-------- SUPPLIED ENTRIES

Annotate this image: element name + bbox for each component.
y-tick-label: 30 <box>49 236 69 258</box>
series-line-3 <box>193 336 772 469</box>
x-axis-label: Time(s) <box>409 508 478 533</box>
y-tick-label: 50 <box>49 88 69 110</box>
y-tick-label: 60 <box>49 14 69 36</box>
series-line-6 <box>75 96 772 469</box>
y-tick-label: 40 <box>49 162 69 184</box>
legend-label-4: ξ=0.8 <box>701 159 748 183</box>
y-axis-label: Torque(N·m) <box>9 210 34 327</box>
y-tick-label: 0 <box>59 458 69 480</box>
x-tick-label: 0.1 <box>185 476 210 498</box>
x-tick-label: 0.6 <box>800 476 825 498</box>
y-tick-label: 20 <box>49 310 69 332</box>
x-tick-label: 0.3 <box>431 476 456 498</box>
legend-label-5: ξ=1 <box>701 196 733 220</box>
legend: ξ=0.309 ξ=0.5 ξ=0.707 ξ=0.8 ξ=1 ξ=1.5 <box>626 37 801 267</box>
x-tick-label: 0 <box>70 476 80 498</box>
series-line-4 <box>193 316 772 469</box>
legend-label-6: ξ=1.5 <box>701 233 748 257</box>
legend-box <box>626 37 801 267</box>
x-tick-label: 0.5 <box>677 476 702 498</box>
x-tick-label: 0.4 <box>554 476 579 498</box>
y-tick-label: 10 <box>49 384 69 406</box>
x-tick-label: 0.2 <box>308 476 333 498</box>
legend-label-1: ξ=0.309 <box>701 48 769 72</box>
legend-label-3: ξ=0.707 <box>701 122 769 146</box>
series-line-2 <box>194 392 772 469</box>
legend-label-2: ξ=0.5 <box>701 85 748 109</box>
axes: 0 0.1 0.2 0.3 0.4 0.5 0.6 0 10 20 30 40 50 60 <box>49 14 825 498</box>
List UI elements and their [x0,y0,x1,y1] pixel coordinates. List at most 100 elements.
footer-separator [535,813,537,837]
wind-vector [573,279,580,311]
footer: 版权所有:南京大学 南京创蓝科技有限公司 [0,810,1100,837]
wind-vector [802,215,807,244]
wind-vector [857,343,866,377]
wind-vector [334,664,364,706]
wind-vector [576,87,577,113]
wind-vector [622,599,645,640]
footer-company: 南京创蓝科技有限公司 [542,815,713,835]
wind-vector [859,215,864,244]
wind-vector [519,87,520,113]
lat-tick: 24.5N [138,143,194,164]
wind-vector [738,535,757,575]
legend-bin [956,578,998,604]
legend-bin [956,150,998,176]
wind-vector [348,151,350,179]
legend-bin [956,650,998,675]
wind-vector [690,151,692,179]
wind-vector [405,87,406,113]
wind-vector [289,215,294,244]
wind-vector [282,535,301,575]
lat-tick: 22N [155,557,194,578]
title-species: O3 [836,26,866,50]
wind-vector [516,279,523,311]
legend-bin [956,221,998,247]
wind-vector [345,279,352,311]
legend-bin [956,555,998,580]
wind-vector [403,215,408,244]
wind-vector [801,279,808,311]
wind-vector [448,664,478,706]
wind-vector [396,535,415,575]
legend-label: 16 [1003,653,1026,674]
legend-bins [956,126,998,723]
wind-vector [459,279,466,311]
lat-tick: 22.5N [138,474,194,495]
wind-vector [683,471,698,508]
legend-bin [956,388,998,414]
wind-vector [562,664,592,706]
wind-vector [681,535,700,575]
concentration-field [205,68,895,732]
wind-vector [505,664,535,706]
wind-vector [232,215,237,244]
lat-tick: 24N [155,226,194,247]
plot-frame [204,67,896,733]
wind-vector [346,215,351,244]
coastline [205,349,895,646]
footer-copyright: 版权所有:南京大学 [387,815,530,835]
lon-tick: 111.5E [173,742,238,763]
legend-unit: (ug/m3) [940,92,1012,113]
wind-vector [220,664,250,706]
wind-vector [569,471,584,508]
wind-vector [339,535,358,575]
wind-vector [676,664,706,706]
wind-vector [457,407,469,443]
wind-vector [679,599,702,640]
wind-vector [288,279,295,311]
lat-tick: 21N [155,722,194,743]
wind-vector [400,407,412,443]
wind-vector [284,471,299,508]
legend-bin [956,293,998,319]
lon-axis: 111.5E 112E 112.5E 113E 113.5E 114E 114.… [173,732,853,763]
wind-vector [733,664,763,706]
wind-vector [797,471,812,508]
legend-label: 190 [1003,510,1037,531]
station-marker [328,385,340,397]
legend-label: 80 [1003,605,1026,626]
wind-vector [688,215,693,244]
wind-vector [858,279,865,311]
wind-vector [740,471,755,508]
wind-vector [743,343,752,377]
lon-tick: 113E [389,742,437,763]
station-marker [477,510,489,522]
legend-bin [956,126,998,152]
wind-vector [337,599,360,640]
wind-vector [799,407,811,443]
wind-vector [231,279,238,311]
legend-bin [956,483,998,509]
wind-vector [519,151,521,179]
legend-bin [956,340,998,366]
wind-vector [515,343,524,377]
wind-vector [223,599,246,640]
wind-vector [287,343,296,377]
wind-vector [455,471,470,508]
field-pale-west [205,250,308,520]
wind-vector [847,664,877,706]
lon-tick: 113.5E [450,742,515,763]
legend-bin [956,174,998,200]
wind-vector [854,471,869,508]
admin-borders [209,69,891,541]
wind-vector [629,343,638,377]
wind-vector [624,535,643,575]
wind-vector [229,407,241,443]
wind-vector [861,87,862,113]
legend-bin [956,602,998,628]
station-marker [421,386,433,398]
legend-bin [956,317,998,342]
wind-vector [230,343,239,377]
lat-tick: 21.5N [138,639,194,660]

----------------

▶ **TASK DIRECTIONS**
Copy the rows above word for word, from the first one down to and including the row that contains "x-tick-label: 0 <box>70 476 80 498</box>".

▶ **ANSWER TO THE PROBLEM**
Annotate this image: element name + bbox for each component.
y-tick-label: 30 <box>49 236 69 258</box>
series-line-3 <box>193 336 772 469</box>
x-axis-label: Time(s) <box>409 508 478 533</box>
y-tick-label: 50 <box>49 88 69 110</box>
y-tick-label: 60 <box>49 14 69 36</box>
series-line-6 <box>75 96 772 469</box>
y-tick-label: 40 <box>49 162 69 184</box>
legend-label-4: ξ=0.8 <box>701 159 748 183</box>
y-axis-label: Torque(N·m) <box>9 210 34 327</box>
y-tick-label: 0 <box>59 458 69 480</box>
x-tick-label: 0.1 <box>185 476 210 498</box>
x-tick-label: 0.6 <box>800 476 825 498</box>
y-tick-label: 20 <box>49 310 69 332</box>
x-tick-label: 0.3 <box>431 476 456 498</box>
legend-label-5: ξ=1 <box>701 196 733 220</box>
legend: ξ=0.309 ξ=0.5 ξ=0.707 ξ=0.8 ξ=1 ξ=1.5 <box>626 37 801 267</box>
x-tick-label: 0 <box>70 476 80 498</box>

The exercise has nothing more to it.